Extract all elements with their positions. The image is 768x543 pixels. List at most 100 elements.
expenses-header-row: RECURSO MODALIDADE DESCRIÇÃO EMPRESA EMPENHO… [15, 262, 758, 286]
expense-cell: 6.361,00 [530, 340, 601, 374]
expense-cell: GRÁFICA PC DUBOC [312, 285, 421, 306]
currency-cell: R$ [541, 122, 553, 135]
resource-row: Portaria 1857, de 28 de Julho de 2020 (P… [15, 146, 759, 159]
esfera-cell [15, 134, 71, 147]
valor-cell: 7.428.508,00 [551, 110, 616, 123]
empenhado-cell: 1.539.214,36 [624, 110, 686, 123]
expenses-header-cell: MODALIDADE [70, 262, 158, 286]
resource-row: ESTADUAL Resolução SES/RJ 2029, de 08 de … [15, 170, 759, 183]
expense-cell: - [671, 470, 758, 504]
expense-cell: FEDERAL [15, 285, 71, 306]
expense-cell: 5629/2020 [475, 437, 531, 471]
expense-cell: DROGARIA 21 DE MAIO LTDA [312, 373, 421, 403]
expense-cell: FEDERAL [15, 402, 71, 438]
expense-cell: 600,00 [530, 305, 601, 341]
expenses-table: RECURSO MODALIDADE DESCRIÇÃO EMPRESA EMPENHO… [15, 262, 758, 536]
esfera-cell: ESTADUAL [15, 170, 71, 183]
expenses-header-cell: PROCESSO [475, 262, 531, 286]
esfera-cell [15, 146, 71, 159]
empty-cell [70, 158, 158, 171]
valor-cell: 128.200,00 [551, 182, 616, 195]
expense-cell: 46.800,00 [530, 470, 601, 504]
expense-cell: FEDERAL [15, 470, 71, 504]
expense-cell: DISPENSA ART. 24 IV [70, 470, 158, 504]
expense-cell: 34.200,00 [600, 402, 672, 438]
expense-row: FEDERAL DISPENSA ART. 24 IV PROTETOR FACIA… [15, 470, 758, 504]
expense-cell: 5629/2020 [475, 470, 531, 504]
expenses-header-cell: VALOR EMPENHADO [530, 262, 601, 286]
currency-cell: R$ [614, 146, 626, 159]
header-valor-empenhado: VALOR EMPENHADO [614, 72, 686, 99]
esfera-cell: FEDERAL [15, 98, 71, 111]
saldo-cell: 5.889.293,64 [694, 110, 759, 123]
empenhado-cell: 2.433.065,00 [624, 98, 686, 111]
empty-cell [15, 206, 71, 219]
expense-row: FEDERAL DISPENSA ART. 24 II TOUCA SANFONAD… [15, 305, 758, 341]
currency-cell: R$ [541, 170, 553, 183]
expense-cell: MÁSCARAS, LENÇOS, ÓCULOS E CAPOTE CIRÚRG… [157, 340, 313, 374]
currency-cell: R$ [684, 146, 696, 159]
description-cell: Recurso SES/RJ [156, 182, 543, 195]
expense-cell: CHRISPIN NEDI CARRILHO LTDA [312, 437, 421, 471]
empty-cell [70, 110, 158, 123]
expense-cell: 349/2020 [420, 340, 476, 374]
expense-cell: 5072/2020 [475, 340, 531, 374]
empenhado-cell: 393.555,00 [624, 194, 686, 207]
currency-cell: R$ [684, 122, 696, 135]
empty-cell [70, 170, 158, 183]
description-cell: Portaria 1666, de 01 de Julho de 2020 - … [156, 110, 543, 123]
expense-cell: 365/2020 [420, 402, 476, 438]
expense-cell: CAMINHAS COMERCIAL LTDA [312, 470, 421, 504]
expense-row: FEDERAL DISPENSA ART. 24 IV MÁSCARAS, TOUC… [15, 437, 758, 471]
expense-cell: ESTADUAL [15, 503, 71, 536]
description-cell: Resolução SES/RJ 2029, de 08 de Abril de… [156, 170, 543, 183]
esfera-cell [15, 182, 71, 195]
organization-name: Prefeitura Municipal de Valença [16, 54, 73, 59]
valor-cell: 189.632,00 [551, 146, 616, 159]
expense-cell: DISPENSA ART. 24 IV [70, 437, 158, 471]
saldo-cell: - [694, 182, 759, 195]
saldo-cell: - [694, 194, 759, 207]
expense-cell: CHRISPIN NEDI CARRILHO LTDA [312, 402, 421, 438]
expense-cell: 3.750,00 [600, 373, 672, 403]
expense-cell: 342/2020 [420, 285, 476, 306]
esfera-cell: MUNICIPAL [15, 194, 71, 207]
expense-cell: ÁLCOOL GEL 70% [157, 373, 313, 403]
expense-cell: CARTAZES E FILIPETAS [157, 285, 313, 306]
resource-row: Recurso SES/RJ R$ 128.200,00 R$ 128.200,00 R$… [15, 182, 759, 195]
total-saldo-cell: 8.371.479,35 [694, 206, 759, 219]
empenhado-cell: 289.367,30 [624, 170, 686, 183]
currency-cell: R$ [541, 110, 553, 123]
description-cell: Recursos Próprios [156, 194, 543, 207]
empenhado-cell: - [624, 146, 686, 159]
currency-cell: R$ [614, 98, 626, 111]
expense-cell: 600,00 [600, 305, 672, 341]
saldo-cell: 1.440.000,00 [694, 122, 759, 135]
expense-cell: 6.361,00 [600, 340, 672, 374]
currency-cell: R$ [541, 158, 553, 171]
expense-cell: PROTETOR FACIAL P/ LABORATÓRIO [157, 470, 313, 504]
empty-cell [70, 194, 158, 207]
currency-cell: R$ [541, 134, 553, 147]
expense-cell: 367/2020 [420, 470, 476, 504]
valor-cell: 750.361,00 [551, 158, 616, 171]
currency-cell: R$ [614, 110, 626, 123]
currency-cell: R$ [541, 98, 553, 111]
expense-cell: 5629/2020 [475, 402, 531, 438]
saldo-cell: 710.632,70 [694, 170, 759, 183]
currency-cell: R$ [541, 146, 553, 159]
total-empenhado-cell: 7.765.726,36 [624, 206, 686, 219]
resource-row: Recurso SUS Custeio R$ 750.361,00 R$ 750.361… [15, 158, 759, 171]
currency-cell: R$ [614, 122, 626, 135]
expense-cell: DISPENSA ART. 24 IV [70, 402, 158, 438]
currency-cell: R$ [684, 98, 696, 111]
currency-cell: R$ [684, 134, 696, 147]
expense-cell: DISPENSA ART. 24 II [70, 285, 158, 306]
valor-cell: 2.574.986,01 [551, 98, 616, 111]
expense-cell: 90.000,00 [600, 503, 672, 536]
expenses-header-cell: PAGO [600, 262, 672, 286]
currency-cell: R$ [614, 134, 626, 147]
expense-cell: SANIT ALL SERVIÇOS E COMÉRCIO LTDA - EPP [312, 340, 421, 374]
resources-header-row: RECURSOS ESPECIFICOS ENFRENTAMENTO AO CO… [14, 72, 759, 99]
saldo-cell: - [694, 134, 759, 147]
------------------------------------------------------------------------
Retype every line of the material above without changing anything.

Extract all elements with their positions. The image is 768x543 pixels. List at most 100 elements.
expenses-header-row: RECURSO MODALIDADE DESCRIÇÃO EMPRESA EMPENHO… [15, 262, 758, 286]
expense-cell: 6.361,00 [530, 340, 601, 374]
expense-cell: GRÁFICA PC DUBOC [312, 285, 421, 306]
currency-cell: R$ [541, 122, 553, 135]
resource-row: Portaria 1857, de 28 de Julho de 2020 (P… [15, 146, 759, 159]
esfera-cell [15, 134, 71, 147]
valor-cell: 7.428.508,00 [551, 110, 616, 123]
empenhado-cell: 1.539.214,36 [624, 110, 686, 123]
expenses-header-cell: MODALIDADE [70, 262, 158, 286]
resource-row: ESTADUAL Resolução SES/RJ 2029, de 08 de … [15, 170, 759, 183]
expense-cell: - [671, 470, 758, 504]
expense-cell: FEDERAL [15, 285, 71, 306]
expense-cell: 5629/2020 [475, 437, 531, 471]
expense-cell: DROGARIA 21 DE MAIO LTDA [312, 373, 421, 403]
expense-cell: FEDERAL [15, 402, 71, 438]
expense-cell: 600,00 [530, 305, 601, 341]
expenses-table: RECURSO MODALIDADE DESCRIÇÃO EMPRESA EMPENHO… [15, 262, 758, 536]
esfera-cell: ESTADUAL [15, 170, 71, 183]
expenses-header-cell: PROCESSO [475, 262, 531, 286]
esfera-cell [15, 146, 71, 159]
empty-cell [70, 158, 158, 171]
valor-cell: 128.200,00 [551, 182, 616, 195]
expense-cell: 46.800,00 [530, 470, 601, 504]
expense-cell: FEDERAL [15, 470, 71, 504]
expense-cell: DISPENSA ART. 24 IV [70, 470, 158, 504]
expense-cell: 34.200,00 [600, 402, 672, 438]
expense-row: FEDERAL DISPENSA ART. 24 IV PROTETOR FACIA… [15, 470, 758, 504]
expense-cell: 5629/2020 [475, 470, 531, 504]
expenses-header-cell: VALOR EMPENHADO [530, 262, 601, 286]
currency-cell: R$ [614, 146, 626, 159]
header-valor-empenhado: VALOR EMPENHADO [614, 72, 686, 99]
esfera-cell: FEDERAL [15, 98, 71, 111]
saldo-cell: 5.889.293,64 [694, 110, 759, 123]
empenhado-cell: 2.433.065,00 [624, 98, 686, 111]
empty-cell [15, 206, 71, 219]
expense-row: FEDERAL DISPENSA ART. 24 II TOUCA SANFONAD… [15, 305, 758, 341]
currency-cell: R$ [541, 170, 553, 183]
expense-cell: MÁSCARAS, LENÇOS, ÓCULOS E CAPOTE CIRÚRG… [157, 340, 313, 374]
currency-cell: R$ [684, 146, 696, 159]
description-cell: Recurso SES/RJ [156, 182, 543, 195]
expense-cell: CHRISPIN NEDI CARRILHO LTDA [312, 437, 421, 471]
empty-cell [70, 110, 158, 123]
expense-cell: 349/2020 [420, 340, 476, 374]
expense-cell: 5072/2020 [475, 340, 531, 374]
empenhado-cell: 393.555,00 [624, 194, 686, 207]
currency-cell: R$ [684, 122, 696, 135]
empty-cell [70, 170, 158, 183]
description-cell: Portaria 1666, de 01 de Julho de 2020 - … [156, 110, 543, 123]
expense-cell: 365/2020 [420, 402, 476, 438]
expense-cell: CAMINHAS COMERCIAL LTDA [312, 470, 421, 504]
expense-row: FEDERAL DISPENSA ART. 24 IV MÁSCARAS, TOUC… [15, 437, 758, 471]
expense-cell: ESTADUAL [15, 503, 71, 536]
description-cell: Resolução SES/RJ 2029, de 08 de Abril de… [156, 170, 543, 183]
esfera-cell [15, 182, 71, 195]
organization-name: Prefeitura Municipal de Valença [16, 54, 73, 59]
valor-cell: 189.632,00 [551, 146, 616, 159]
expense-cell: DISPENSA ART. 24 IV [70, 437, 158, 471]
saldo-cell: - [694, 182, 759, 195]
saldo-cell: - [694, 194, 759, 207]
expense-cell: CHRISPIN NEDI CARRILHO LTDA [312, 402, 421, 438]
expense-cell: 3.750,00 [600, 373, 672, 403]
expense-cell: 342/2020 [420, 285, 476, 306]
esfera-cell: MUNICIPAL [15, 194, 71, 207]
expense-cell: ÁLCOOL GEL 70% [157, 373, 313, 403]
expense-cell: CARTAZES E FILIPETAS [157, 285, 313, 306]
resource-row: Recurso SES/RJ R$ 128.200,00 R$ 128.200,00 R$… [15, 182, 759, 195]
total-saldo-cell: 8.371.479,35 [694, 206, 759, 219]
empenhado-cell: 289.367,30 [624, 170, 686, 183]
currency-cell: R$ [541, 110, 553, 123]
description-cell: Recursos Próprios [156, 194, 543, 207]
empenhado-cell: - [624, 146, 686, 159]
currency-cell: R$ [614, 98, 626, 111]
expense-cell: 600,00 [600, 305, 672, 341]
saldo-cell: 1.440.000,00 [694, 122, 759, 135]
expense-cell: 6.361,00 [600, 340, 672, 374]
currency-cell: R$ [541, 158, 553, 171]
expense-cell: PROTETOR FACIAL P/ LABORATÓRIO [157, 470, 313, 504]
empty-cell [70, 194, 158, 207]
currency-cell: R$ [541, 134, 553, 147]
expense-cell: 367/2020 [420, 470, 476, 504]
valor-cell: 750.361,00 [551, 158, 616, 171]
currency-cell: R$ [614, 110, 626, 123]
currency-cell: R$ [541, 98, 553, 111]
expense-cell: 5629/2020 [475, 402, 531, 438]
saldo-cell: 710.632,70 [694, 170, 759, 183]
currency-cell: R$ [541, 146, 553, 159]
total-empenhado-cell: 7.765.726,36 [624, 206, 686, 219]
resource-row: Recurso SUS Custeio R$ 750.361,00 R$ 750.361… [15, 158, 759, 171]
currency-cell: R$ [614, 122, 626, 135]
expense-cell: DISPENSA ART. 24 IV [70, 402, 158, 438]
currency-cell: R$ [684, 98, 696, 111]
currency-cell: R$ [684, 134, 696, 147]
expense-cell: DISPENSA ART. 24 II [70, 285, 158, 306]
valor-cell: 2.574.986,01 [551, 98, 616, 111]
expense-cell: 90.000,00 [600, 503, 672, 536]
expenses-header-cell: PAGO [600, 262, 672, 286]
currency-cell: R$ [614, 134, 626, 147]
expense-cell: SANIT ALL SERVIÇOS E COMÉRCIO LTDA - EPP [312, 340, 421, 374]
resources-header-row: RECURSOS ESPECIFICOS ENFRENTAMENTO AO CO… [14, 72, 759, 99]
saldo-cell: - [694, 134, 759, 147]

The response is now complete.